(Data listing)
____________________

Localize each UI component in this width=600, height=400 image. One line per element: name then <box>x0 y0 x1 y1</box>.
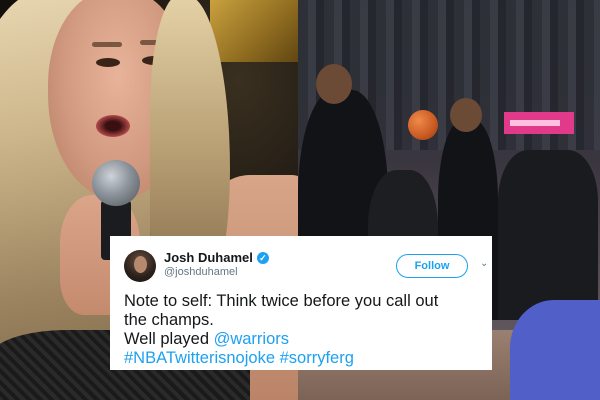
eyebrow-left <box>92 42 122 47</box>
basketball-icon <box>408 110 438 140</box>
blue-jersey-foreground <box>510 300 600 400</box>
embedded-tweet-card[interactable]: Josh Duhamel ✓ @joshduhamel Follow ⌄ Not… <box>110 236 492 370</box>
hashtag-sorryferg-link[interactable]: #sorryferg <box>280 349 354 367</box>
player-dribbling-head <box>450 98 482 132</box>
pink-arena-sign <box>504 112 574 134</box>
tweet-text: Note to self: Think twice before you cal… <box>124 292 478 368</box>
eye-left <box>96 58 120 67</box>
gold-plaque-background <box>210 0 298 62</box>
user-handle[interactable]: @joshduhamel <box>164 266 238 278</box>
hashtag-nbatwitterisnojoke-link[interactable]: #NBATwitterisnojoke <box>124 349 275 367</box>
mention-warriors-link[interactable]: @warriors <box>214 330 289 348</box>
pink-sign-text-strip <box>510 120 560 126</box>
team-staff-group <box>498 150 598 320</box>
tweet-line-1: Note to self: Think twice before you cal… <box>124 292 439 310</box>
microphone-icon <box>92 160 140 206</box>
tweet-line-3: Well played @warriors <box>124 330 478 349</box>
chevron-down-icon[interactable]: ⌄ <box>480 258 488 269</box>
tweet-header: Josh Duhamel ✓ @joshduhamel Follow ⌄ <box>124 246 488 286</box>
avatar-face <box>134 256 147 273</box>
tweet-line-2: the champs. <box>124 311 214 329</box>
display-name[interactable]: Josh Duhamel <box>164 250 253 265</box>
tweet-line-3-text: Well played <box>124 330 214 348</box>
open-mouth <box>96 115 130 137</box>
avatar[interactable] <box>124 250 156 282</box>
name-row: Josh Duhamel ✓ <box>164 250 269 265</box>
verified-badge-icon: ✓ <box>256 251 269 264</box>
tweet-line-4: #NBATwitterisnojoke #sorryferg <box>124 349 478 368</box>
player-back-head <box>316 64 352 104</box>
follow-button[interactable]: Follow <box>396 254 468 278</box>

____________________

## [Exercise brief]
Can you turn the part of the items that opens with the line containing "eyebrow-left <box>92 42 122 47</box>" and closes with the line containing "user-handle[interactable]: @joshduhamel <box>164" into a Markdown table with the columns No. and Line, numbering each row and leaving out any blank lines?

## [Exercise output]
| No. | Line |
|---|---|
| 1 | eyebrow-left <box>92 42 122 47</box> |
| 2 | basketball-icon <box>408 110 438 140</box> |
| 3 | blue-jersey-foreground <box>510 300 600 400</box> |
| 4 | embedded-tweet-card[interactable]: Josh Duhamel ✓ @joshduhamel Follow ⌄ Not… <box>110 236 492 370</box> |
| 5 | hashtag-sorryferg-link[interactable]: #sorryferg <box>280 349 354 367</box> |
| 6 | player-dribbling-head <box>450 98 482 132</box> |
| 7 | pink-arena-sign <box>504 112 574 134</box> |
| 8 | tweet-text: Note to self: Think twice before you cal… <box>124 292 478 368</box> |
| 9 | eye-left <box>96 58 120 67</box> |
| 10 | gold-plaque-background <box>210 0 298 62</box> |
| 11 | user-handle[interactable]: @joshduhamel <box>164 266 238 278</box> |